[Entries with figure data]

########

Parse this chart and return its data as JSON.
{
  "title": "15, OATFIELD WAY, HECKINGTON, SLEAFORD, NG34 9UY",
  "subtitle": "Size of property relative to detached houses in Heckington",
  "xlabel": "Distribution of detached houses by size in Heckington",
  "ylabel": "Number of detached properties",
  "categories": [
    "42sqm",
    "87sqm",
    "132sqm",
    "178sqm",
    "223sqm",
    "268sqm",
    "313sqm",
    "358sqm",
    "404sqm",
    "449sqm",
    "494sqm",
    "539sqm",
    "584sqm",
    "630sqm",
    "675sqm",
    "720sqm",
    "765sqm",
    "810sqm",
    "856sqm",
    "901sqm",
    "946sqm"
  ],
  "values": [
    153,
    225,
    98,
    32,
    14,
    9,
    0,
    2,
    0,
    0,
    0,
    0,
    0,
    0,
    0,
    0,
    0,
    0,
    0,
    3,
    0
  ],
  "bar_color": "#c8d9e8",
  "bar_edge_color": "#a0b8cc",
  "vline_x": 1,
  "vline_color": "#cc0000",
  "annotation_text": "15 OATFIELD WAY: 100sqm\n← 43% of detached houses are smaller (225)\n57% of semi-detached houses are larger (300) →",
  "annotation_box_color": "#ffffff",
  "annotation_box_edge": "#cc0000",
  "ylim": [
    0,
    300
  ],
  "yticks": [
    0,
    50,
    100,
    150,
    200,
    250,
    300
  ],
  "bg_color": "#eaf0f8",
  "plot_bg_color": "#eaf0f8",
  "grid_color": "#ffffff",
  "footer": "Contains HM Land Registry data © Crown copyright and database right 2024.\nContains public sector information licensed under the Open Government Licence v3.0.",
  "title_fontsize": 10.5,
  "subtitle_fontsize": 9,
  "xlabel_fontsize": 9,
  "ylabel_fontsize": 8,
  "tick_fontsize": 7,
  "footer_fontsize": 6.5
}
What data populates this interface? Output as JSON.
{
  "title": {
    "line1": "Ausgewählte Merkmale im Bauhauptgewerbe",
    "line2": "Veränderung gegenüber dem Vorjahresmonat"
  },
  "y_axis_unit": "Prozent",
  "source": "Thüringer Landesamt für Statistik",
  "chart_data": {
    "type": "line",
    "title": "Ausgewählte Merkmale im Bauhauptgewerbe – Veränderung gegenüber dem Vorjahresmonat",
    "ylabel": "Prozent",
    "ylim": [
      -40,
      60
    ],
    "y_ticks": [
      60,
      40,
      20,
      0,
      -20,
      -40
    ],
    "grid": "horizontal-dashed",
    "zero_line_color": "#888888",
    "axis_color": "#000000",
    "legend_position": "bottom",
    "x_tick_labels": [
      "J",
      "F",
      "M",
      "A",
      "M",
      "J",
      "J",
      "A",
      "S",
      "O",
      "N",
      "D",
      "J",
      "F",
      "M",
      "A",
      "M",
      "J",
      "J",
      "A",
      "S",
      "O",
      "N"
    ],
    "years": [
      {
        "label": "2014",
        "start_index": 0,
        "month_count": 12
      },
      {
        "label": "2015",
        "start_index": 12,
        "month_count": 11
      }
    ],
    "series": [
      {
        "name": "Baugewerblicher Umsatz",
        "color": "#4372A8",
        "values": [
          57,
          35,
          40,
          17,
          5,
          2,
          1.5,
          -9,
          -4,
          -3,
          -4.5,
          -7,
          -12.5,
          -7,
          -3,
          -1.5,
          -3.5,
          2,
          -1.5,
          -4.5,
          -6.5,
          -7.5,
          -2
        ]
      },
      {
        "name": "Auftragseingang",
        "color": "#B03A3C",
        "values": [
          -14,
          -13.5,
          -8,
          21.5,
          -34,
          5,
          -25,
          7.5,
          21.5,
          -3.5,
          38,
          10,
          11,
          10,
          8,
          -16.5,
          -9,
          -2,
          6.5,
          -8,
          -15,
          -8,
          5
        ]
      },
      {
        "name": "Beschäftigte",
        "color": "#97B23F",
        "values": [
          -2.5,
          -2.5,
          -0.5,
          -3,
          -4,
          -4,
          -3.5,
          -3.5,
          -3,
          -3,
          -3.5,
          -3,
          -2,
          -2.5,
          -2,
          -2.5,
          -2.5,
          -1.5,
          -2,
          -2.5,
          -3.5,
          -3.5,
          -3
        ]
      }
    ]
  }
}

########

=== SHORT EXERCISE ===
Every entry above needs to be quoted exactly.

=== CORRECT RESPONSE ===
Parse this chart and return its data as JSON.
{
  "title": "15, OATFIELD WAY, HECKINGTON, SLEAFORD, NG34 9UY",
  "subtitle": "Size of property relative to detached houses in Heckington",
  "xlabel": "Distribution of detached houses by size in Heckington",
  "ylabel": "Number of detached properties",
  "categories": [
    "42sqm",
    "87sqm",
    "132sqm",
    "178sqm",
    "223sqm",
    "268sqm",
    "313sqm",
    "358sqm",
    "404sqm",
    "449sqm",
    "494sqm",
    "539sqm",
    "584sqm",
    "630sqm",
    "675sqm",
    "720sqm",
    "765sqm",
    "810sqm",
    "856sqm",
    "901sqm",
    "946sqm"
  ],
  "values": [
    153,
    225,
    98,
    32,
    14,
    9,
    0,
    2,
    0,
    0,
    0,
    0,
    0,
    0,
    0,
    0,
    0,
    0,
    0,
    3,
    0
  ],
  "bar_color": "#c8d9e8",
  "bar_edge_color": "#a0b8cc",
  "vline_x": 1,
  "vline_color": "#cc0000",
  "annotation_text": "15 OATFIELD WAY: 100sqm\n← 43% of detached houses are smaller (225)\n57% of semi-detached houses are larger (300) →",
  "annotation_box_color": "#ffffff",
  "annotation_box_edge": "#cc0000",
  "ylim": [
    0,
    300
  ],
  "yticks": [
    0,
    50,
    100,
    150,
    200,
    250,
    300
  ],
  "bg_color": "#eaf0f8",
  "plot_bg_color": "#eaf0f8",
  "grid_color": "#ffffff",
  "footer": "Contains HM Land Registry data © Crown copyright and database right 2024.\nContains public sector information licensed under the Open Government Licence v3.0.",
  "title_fontsize": 10.5,
  "subtitle_fontsize": 9,
  "xlabel_fontsize": 9,
  "ylabel_fontsize": 8,
  "tick_fontsize": 7,
  "footer_fontsize": 6.5
}
What data populates this interface? Output as JSON.
{
  "title": {
    "line1": "Ausgewählte Merkmale im Bauhauptgewerbe",
    "line2": "Veränderung gegenüber dem Vorjahresmonat"
  },
  "y_axis_unit": "Prozent",
  "source": "Thüringer Landesamt für Statistik",
  "chart_data": {
    "type": "line",
    "title": "Ausgewählte Merkmale im Bauhauptgewerbe – Veränderung gegenüber dem Vorjahresmonat",
    "ylabel": "Prozent",
    "ylim": [
      -40,
      60
    ],
    "y_ticks": [
      60,
      40,
      20,
      0,
      -20,
      -40
    ],
    "grid": "horizontal-dashed",
    "zero_line_color": "#888888",
    "axis_color": "#000000",
    "legend_position": "bottom",
    "x_tick_labels": [
      "J",
      "F",
      "M",
      "A",
      "M",
      "J",
      "J",
      "A",
      "S",
      "O",
      "N",
      "D",
      "J",
      "F",
      "M",
      "A",
      "M",
      "J",
      "J",
      "A",
      "S",
      "O",
      "N"
    ],
    "years": [
      {
        "label": "2014",
        "start_index": 0,
        "month_count": 12
      },
      {
        "label": "2015",
        "start_index": 12,
        "month_count": 11
      }
    ],
    "series": [
      {
        "name": "Baugewerblicher Umsatz",
        "color": "#4372A8",
        "values": [
          57,
          35,
          40,
          17,
          5,
          2,
          1.5,
          -9,
          -4,
          -3,
          -4.5,
          -7,
          -12.5,
          -7,
          -3,
          -1.5,
          -3.5,
          2,
          -1.5,
          -4.5,
          -6.5,
          -7.5,
          -2
        ]
      },
      {
        "name": "Auftragseingang",
        "color": "#B03A3C",
        "values": [
          -14,
          -13.5,
          -8,
          21.5,
          -34,
          5,
          -25,
          7.5,
          21.5,
          -3.5,
          38,
          10,
          11,
          10,
          8,
          -16.5,
          -9,
          -2,
          6.5,
          -8,
          -15,
          -8,
          5
        ]
      },
      {
        "name": "Beschäftigte",
        "color": "#97B23F",
        "values": [
          -2.5,
          -2.5,
          -0.5,
          -3,
          -4,
          -4,
          -3.5,
          -3.5,
          -3,
          -3,
          -3.5,
          -3,
          -2,
          -2.5,
          -2,
          -2.5,
          -2.5,
          -1.5,
          -2,
          -2.5,
          -3.5,
          -3.5,
          -3
        ]
      }
    ]
  }
}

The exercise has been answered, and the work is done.